(Collected data)
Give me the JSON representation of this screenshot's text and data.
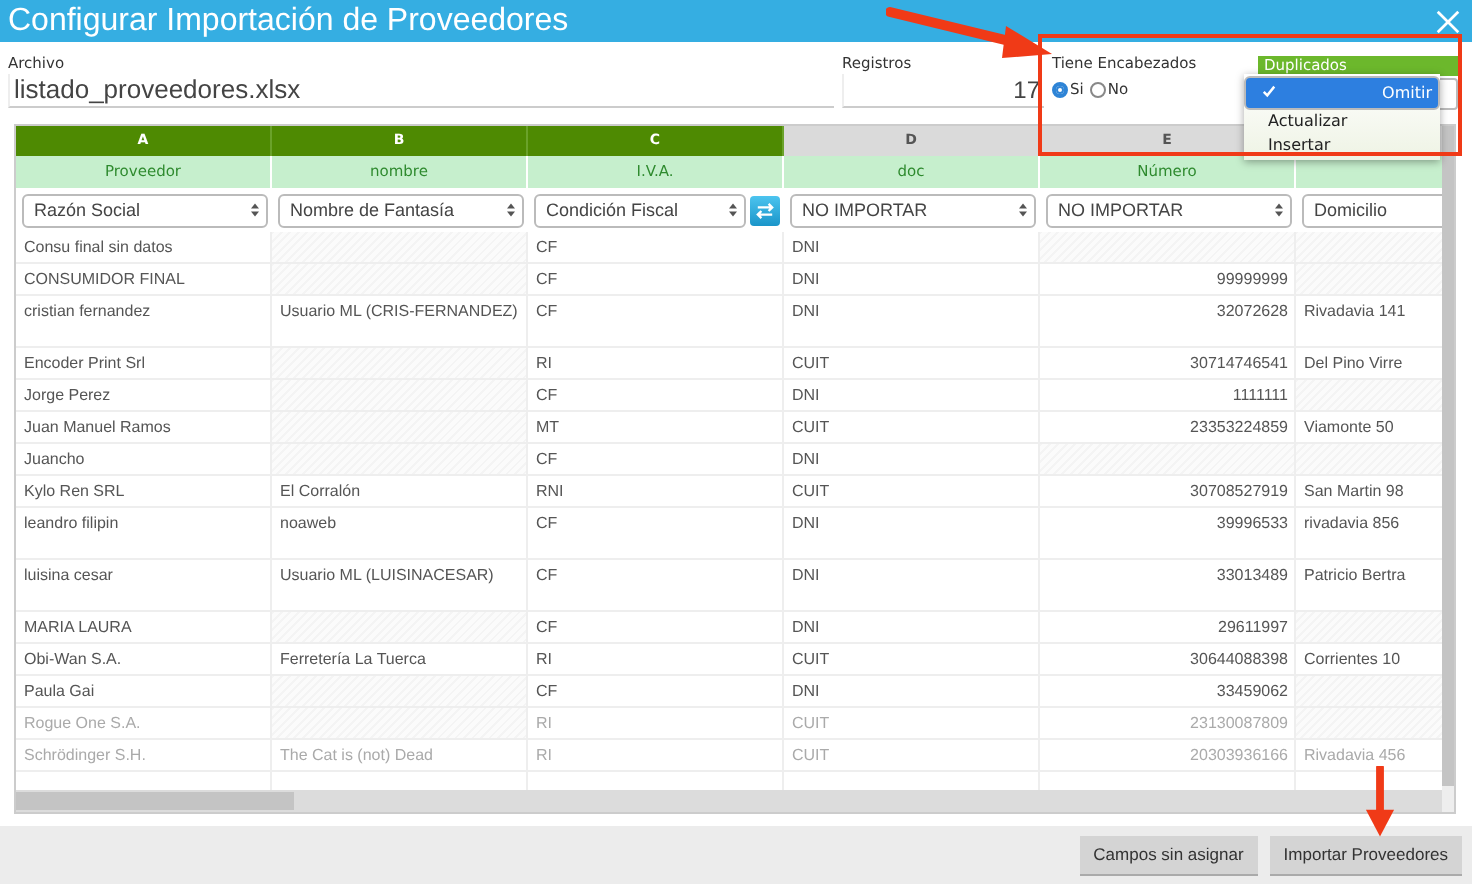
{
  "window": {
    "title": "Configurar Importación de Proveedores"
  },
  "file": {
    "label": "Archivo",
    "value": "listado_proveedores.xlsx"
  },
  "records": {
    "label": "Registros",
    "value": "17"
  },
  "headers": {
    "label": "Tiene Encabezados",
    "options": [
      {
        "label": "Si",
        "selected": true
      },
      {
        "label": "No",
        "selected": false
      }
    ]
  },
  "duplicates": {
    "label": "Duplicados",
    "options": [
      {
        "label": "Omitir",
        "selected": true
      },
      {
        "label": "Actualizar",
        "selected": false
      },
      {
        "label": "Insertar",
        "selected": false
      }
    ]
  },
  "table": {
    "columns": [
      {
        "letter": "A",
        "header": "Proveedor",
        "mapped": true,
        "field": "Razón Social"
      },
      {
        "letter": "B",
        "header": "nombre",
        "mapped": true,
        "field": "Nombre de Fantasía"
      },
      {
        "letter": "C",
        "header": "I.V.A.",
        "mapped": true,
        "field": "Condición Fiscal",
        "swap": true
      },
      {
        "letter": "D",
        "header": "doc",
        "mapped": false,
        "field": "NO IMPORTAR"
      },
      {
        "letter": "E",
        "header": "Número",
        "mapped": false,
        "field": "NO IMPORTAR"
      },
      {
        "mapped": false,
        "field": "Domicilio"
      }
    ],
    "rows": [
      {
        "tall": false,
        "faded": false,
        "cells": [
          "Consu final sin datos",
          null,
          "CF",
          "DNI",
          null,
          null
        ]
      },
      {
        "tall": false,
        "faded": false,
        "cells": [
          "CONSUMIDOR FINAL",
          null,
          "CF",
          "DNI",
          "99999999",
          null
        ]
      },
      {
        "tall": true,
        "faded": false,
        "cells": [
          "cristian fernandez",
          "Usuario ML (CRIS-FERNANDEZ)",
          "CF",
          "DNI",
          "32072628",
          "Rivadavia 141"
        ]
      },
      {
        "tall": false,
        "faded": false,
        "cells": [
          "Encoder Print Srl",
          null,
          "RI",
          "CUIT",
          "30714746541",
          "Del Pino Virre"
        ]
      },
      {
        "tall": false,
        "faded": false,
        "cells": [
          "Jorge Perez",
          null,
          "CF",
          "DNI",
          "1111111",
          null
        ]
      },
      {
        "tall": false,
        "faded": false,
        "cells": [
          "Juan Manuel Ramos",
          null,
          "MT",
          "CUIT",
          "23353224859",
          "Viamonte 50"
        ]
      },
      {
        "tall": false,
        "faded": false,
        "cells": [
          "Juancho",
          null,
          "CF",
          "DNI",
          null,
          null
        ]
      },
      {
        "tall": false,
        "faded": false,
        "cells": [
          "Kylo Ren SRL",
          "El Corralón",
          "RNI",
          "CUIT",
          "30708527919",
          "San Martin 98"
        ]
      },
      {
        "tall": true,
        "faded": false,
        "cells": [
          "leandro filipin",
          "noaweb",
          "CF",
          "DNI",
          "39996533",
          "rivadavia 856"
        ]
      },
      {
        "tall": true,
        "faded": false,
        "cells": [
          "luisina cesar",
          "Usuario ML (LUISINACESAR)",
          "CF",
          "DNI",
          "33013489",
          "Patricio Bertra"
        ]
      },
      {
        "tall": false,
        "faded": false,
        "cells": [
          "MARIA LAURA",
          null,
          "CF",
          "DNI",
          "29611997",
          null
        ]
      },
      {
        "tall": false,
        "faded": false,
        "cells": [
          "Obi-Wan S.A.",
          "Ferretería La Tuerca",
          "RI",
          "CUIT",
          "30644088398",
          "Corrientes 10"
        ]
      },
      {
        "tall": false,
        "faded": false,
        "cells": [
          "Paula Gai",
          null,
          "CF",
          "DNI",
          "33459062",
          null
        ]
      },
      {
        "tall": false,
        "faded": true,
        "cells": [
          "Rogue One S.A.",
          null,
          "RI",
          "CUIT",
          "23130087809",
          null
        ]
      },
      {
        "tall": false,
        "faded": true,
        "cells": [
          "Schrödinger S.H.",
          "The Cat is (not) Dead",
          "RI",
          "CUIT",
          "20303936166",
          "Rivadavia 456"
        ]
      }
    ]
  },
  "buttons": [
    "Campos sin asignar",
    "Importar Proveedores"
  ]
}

WHAT YOU ARE ASKED TO DO> Extract all lines containing the word "Usuario".

SOLUTION BELOW>
          "Usuario ML (CRIS-FERNANDEZ)",
          "Usuario ML (LUISINACESAR)",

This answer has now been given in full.